— BEGIN Records provided —

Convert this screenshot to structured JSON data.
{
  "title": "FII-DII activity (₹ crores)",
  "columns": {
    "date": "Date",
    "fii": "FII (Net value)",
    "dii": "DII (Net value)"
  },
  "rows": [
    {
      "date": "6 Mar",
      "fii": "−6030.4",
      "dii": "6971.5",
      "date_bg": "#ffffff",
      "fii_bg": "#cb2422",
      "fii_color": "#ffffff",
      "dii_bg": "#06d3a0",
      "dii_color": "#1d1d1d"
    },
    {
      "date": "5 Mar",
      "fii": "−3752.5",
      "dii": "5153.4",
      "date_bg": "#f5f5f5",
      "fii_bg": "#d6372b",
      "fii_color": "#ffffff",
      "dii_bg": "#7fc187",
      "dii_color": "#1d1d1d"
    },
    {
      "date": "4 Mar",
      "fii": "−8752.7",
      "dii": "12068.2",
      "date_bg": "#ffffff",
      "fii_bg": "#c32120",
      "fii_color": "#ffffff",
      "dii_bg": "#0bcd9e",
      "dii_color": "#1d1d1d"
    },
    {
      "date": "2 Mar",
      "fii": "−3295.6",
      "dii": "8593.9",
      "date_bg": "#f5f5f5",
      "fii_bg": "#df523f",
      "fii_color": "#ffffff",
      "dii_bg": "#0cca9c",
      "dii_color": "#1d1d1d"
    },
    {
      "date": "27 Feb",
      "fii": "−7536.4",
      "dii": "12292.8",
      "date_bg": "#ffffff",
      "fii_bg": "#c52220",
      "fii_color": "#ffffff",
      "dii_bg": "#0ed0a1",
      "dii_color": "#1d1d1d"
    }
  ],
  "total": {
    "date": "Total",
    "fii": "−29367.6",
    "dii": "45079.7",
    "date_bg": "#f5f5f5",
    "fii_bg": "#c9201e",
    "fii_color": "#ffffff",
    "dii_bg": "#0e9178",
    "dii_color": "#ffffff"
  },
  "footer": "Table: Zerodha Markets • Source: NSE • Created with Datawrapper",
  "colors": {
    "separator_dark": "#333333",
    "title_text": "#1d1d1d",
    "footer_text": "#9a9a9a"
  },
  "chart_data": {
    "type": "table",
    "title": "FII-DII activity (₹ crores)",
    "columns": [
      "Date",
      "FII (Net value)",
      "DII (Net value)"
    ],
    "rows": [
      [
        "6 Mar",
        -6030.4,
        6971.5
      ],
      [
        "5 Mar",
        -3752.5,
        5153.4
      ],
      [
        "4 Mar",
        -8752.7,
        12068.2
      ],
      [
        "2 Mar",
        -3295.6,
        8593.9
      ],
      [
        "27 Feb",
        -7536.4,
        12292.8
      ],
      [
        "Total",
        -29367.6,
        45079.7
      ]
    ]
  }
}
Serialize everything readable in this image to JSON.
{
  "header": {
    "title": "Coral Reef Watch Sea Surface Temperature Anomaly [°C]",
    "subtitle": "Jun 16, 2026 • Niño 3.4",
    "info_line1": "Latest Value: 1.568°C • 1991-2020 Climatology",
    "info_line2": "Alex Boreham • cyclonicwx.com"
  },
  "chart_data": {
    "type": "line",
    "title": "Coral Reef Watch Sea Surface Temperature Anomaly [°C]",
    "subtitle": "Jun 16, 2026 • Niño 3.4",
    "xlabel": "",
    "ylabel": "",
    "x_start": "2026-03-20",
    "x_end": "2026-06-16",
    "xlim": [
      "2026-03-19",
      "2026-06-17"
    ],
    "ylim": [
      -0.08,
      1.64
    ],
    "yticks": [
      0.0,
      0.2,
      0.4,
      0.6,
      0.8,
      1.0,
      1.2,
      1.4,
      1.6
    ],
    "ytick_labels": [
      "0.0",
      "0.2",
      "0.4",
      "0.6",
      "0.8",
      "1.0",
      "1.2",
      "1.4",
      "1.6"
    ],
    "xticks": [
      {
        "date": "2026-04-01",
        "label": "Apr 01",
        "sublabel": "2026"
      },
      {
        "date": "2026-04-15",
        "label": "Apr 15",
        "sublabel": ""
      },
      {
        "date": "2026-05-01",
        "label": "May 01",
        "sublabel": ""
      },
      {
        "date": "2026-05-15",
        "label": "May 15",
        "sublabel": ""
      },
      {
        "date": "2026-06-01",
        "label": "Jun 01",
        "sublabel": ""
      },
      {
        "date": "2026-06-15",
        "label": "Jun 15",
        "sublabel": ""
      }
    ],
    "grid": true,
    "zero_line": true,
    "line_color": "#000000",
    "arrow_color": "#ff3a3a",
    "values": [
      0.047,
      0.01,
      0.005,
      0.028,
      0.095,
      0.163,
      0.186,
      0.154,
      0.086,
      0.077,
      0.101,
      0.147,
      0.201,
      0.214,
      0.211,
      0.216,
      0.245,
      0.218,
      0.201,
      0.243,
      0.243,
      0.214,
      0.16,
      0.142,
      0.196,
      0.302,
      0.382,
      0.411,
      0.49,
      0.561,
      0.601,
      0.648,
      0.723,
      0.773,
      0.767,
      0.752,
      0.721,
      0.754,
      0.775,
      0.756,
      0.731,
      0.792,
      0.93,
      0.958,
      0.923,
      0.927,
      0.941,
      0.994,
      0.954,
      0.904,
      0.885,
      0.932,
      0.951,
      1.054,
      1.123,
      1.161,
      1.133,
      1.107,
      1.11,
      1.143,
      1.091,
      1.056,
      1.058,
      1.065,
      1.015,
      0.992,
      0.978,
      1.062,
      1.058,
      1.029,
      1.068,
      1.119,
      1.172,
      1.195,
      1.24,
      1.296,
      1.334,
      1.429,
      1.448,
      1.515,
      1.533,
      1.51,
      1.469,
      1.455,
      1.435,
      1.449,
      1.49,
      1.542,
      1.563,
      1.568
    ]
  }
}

— END Records provided —

(What the task requires) Return all the data exactly as given.

(Right answer)
Convert this screenshot to structured JSON data.
{
  "title": "FII-DII activity (₹ crores)",
  "columns": {
    "date": "Date",
    "fii": "FII (Net value)",
    "dii": "DII (Net value)"
  },
  "rows": [
    {
      "date": "6 Mar",
      "fii": "−6030.4",
      "dii": "6971.5",
      "date_bg": "#ffffff",
      "fii_bg": "#cb2422",
      "fii_color": "#ffffff",
      "dii_bg": "#06d3a0",
      "dii_color": "#1d1d1d"
    },
    {
      "date": "5 Mar",
      "fii": "−3752.5",
      "dii": "5153.4",
      "date_bg": "#f5f5f5",
      "fii_bg": "#d6372b",
      "fii_color": "#ffffff",
      "dii_bg": "#7fc187",
      "dii_color": "#1d1d1d"
    },
    {
      "date": "4 Mar",
      "fii": "−8752.7",
      "dii": "12068.2",
      "date_bg": "#ffffff",
      "fii_bg": "#c32120",
      "fii_color": "#ffffff",
      "dii_bg": "#0bcd9e",
      "dii_color": "#1d1d1d"
    },
    {
      "date": "2 Mar",
      "fii": "−3295.6",
      "dii": "8593.9",
      "date_bg": "#f5f5f5",
      "fii_bg": "#df523f",
      "fii_color": "#ffffff",
      "dii_bg": "#0cca9c",
      "dii_color": "#1d1d1d"
    },
    {
      "date": "27 Feb",
      "fii": "−7536.4",
      "dii": "12292.8",
      "date_bg": "#ffffff",
      "fii_bg": "#c52220",
      "fii_color": "#ffffff",
      "dii_bg": "#0ed0a1",
      "dii_color": "#1d1d1d"
    }
  ],
  "total": {
    "date": "Total",
    "fii": "−29367.6",
    "dii": "45079.7",
    "date_bg": "#f5f5f5",
    "fii_bg": "#c9201e",
    "fii_color": "#ffffff",
    "dii_bg": "#0e9178",
    "dii_color": "#ffffff"
  },
  "footer": "Table: Zerodha Markets • Source: NSE • Created with Datawrapper",
  "colors": {
    "separator_dark": "#333333",
    "title_text": "#1d1d1d",
    "footer_text": "#9a9a9a"
  },
  "chart_data": {
    "type": "table",
    "title": "FII-DII activity (₹ crores)",
    "columns": [
      "Date",
      "FII (Net value)",
      "DII (Net value)"
    ],
    "rows": [
      [
        "6 Mar",
        -6030.4,
        6971.5
      ],
      [
        "5 Mar",
        -3752.5,
        5153.4
      ],
      [
        "4 Mar",
        -8752.7,
        12068.2
      ],
      [
        "2 Mar",
        -3295.6,
        8593.9
      ],
      [
        "27 Feb",
        -7536.4,
        12292.8
      ],
      [
        "Total",
        -29367.6,
        45079.7
      ]
    ]
  }
}
Serialize everything readable in this image to JSON.
{
  "header": {
    "title": "Coral Reef Watch Sea Surface Temperature Anomaly [°C]",
    "subtitle": "Jun 16, 2026 • Niño 3.4",
    "info_line1": "Latest Value: 1.568°C • 1991-2020 Climatology",
    "info_line2": "Alex Boreham • cyclonicwx.com"
  },
  "chart_data": {
    "type": "line",
    "title": "Coral Reef Watch Sea Surface Temperature Anomaly [°C]",
    "subtitle": "Jun 16, 2026 • Niño 3.4",
    "xlabel": "",
    "ylabel": "",
    "x_start": "2026-03-20",
    "x_end": "2026-06-16",
    "xlim": [
      "2026-03-19",
      "2026-06-17"
    ],
    "ylim": [
      -0.08,
      1.64
    ],
    "yticks": [
      0.0,
      0.2,
      0.4,
      0.6,
      0.8,
      1.0,
      1.2,
      1.4,
      1.6
    ],
    "ytick_labels": [
      "0.0",
      "0.2",
      "0.4",
      "0.6",
      "0.8",
      "1.0",
      "1.2",
      "1.4",
      "1.6"
    ],
    "xticks": [
      {
        "date": "2026-04-01",
        "label": "Apr 01",
        "sublabel": "2026"
      },
      {
        "date": "2026-04-15",
        "label": "Apr 15",
        "sublabel": ""
      },
      {
        "date": "2026-05-01",
        "label": "May 01",
        "sublabel": ""
      },
      {
        "date": "2026-05-15",
        "label": "May 15",
        "sublabel": ""
      },
      {
        "date": "2026-06-01",
        "label": "Jun 01",
        "sublabel": ""
      },
      {
        "date": "2026-06-15",
        "label": "Jun 15",
        "sublabel": ""
      }
    ],
    "grid": true,
    "zero_line": true,
    "line_color": "#000000",
    "arrow_color": "#ff3a3a",
    "values": [
      0.047,
      0.01,
      0.005,
      0.028,
      0.095,
      0.163,
      0.186,
      0.154,
      0.086,
      0.077,
      0.101,
      0.147,
      0.201,
      0.214,
      0.211,
      0.216,
      0.245,
      0.218,
      0.201,
      0.243,
      0.243,
      0.214,
      0.16,
      0.142,
      0.196,
      0.302,
      0.382,
      0.411,
      0.49,
      0.561,
      0.601,
      0.648,
      0.723,
      0.773,
      0.767,
      0.752,
      0.721,
      0.754,
      0.775,
      0.756,
      0.731,
      0.792,
      0.93,
      0.958,
      0.923,
      0.927,
      0.941,
      0.994,
      0.954,
      0.904,
      0.885,
      0.932,
      0.951,
      1.054,
      1.123,
      1.161,
      1.133,
      1.107,
      1.11,
      1.143,
      1.091,
      1.056,
      1.058,
      1.065,
      1.015,
      0.992,
      0.978,
      1.062,
      1.058,
      1.029,
      1.068,
      1.119,
      1.172,
      1.195,
      1.24,
      1.296,
      1.334,
      1.429,
      1.448,
      1.515,
      1.533,
      1.51,
      1.469,
      1.455,
      1.435,
      1.449,
      1.49,
      1.542,
      1.563,
      1.568
    ]
  }
}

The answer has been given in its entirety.